*REQUIRED WORK:*
Copy each line in the data that includes the word "color".

A run of records
▬▬▬

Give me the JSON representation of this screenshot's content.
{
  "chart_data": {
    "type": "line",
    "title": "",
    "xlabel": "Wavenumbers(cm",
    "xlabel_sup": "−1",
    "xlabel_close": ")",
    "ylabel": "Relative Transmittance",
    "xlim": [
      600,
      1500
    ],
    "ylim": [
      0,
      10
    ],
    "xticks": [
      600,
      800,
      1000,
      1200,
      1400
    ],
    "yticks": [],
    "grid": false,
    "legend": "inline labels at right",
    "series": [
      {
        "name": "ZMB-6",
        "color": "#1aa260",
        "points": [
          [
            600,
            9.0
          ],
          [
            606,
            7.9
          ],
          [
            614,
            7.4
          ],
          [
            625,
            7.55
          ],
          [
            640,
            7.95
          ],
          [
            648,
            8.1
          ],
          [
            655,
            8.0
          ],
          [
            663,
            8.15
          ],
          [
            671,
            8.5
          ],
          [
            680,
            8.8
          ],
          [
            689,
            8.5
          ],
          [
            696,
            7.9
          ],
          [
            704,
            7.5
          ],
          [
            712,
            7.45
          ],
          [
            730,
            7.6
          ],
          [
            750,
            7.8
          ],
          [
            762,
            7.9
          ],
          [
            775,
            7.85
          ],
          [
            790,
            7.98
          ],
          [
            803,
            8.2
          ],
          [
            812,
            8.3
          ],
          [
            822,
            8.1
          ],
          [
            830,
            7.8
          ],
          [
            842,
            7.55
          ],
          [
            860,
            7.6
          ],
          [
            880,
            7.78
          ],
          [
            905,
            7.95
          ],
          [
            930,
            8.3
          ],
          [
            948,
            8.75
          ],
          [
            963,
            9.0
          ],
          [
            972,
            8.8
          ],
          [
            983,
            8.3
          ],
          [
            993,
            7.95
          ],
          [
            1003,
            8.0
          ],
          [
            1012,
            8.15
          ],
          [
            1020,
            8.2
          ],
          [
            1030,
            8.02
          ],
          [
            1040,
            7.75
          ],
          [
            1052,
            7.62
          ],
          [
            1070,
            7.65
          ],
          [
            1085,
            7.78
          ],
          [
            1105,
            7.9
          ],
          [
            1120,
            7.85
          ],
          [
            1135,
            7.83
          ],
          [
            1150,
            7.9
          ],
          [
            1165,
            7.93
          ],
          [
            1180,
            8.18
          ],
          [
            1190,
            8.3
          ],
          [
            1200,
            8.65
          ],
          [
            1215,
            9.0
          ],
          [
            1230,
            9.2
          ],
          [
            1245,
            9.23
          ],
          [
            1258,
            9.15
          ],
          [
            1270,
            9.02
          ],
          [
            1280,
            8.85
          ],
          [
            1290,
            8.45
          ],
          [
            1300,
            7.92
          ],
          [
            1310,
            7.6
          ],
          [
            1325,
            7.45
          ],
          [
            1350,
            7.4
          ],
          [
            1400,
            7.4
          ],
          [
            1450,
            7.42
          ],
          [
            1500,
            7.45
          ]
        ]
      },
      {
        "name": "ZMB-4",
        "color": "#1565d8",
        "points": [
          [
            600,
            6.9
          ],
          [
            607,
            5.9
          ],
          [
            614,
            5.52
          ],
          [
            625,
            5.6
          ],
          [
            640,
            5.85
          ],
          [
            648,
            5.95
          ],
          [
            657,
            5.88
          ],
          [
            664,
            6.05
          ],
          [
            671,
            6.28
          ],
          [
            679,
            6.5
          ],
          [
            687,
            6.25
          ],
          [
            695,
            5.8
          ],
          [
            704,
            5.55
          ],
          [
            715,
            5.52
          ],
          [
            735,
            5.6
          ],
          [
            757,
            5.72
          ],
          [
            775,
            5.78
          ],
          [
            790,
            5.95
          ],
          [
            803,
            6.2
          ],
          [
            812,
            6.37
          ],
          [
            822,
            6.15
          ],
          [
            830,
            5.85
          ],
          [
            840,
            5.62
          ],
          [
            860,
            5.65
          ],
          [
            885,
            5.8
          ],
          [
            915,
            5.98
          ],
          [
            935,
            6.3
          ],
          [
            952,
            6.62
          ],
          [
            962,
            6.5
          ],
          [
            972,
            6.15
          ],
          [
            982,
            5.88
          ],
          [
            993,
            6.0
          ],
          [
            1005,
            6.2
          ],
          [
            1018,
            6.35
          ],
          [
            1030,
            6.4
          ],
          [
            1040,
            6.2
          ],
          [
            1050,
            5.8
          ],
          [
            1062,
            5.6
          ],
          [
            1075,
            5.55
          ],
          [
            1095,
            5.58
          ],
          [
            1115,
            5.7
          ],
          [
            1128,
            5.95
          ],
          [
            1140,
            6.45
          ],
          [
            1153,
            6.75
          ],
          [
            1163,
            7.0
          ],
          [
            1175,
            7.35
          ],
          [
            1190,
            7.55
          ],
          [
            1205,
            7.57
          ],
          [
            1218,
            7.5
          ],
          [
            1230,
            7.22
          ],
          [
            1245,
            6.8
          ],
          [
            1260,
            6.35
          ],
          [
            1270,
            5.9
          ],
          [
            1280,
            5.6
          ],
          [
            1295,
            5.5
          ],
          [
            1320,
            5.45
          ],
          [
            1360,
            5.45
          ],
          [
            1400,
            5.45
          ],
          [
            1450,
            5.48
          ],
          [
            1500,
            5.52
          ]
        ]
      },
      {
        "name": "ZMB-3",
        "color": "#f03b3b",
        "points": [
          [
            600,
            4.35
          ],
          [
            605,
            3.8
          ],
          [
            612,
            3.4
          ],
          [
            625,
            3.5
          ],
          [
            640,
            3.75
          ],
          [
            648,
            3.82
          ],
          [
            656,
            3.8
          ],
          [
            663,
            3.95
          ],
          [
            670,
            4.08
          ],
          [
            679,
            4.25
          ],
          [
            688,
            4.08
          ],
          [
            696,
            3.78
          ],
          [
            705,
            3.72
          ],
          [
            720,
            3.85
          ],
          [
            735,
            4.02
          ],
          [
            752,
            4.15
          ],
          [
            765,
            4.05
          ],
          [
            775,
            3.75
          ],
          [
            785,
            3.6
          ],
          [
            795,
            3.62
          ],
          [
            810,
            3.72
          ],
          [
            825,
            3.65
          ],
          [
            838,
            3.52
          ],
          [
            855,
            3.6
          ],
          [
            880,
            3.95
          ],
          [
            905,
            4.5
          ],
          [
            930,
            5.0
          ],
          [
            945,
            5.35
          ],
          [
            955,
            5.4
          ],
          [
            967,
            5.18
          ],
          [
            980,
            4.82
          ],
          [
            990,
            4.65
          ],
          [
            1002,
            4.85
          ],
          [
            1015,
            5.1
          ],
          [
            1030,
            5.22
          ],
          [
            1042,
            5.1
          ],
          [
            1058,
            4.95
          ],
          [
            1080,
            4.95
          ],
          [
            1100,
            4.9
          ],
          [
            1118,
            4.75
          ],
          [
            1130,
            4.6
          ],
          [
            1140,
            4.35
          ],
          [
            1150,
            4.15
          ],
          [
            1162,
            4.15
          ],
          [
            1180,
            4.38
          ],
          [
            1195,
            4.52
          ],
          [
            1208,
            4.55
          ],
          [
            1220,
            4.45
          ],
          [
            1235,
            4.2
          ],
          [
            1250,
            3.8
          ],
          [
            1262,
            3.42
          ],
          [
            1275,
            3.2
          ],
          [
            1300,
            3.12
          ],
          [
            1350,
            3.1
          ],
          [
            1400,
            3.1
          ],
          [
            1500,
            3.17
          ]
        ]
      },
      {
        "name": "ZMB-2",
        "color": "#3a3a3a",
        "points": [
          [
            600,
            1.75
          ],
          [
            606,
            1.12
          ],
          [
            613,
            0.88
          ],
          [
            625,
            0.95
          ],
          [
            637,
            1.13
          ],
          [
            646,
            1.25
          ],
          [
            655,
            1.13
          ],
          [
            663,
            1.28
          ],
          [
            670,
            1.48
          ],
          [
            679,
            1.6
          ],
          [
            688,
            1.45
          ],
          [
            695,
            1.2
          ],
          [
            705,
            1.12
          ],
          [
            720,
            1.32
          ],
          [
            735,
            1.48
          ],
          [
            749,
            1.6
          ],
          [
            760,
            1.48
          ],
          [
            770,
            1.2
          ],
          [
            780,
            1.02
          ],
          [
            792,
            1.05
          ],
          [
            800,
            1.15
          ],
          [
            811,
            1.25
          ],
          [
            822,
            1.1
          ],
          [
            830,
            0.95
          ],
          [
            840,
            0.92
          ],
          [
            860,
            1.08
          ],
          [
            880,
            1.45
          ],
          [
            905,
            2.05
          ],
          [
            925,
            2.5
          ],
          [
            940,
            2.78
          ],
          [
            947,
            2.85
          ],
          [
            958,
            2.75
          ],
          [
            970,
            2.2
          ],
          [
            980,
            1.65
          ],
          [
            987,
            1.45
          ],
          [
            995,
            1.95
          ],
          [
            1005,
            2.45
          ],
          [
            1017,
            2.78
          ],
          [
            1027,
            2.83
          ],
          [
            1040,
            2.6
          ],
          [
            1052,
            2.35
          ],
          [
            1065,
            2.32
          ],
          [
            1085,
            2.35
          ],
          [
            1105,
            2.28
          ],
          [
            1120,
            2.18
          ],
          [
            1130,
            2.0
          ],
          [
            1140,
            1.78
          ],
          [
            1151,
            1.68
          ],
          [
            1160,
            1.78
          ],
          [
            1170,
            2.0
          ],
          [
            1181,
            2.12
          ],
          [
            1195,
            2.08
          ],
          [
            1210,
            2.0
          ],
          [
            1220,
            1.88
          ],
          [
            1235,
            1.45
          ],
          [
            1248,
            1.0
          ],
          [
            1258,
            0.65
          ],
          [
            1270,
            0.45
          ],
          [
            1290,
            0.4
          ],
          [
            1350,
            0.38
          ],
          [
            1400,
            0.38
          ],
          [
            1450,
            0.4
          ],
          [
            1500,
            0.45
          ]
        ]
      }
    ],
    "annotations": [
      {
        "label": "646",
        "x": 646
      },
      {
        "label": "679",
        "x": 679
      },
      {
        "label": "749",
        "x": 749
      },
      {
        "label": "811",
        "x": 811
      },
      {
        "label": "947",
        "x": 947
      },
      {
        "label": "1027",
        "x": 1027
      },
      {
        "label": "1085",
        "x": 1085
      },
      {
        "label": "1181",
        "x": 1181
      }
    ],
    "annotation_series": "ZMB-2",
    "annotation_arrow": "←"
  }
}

▬▬▬

*TASK RESPONSE:*
        "color": "#1aa260",
        "color": "#1565d8",
        "color": "#f03b3b",
        "color": "#3a3a3a",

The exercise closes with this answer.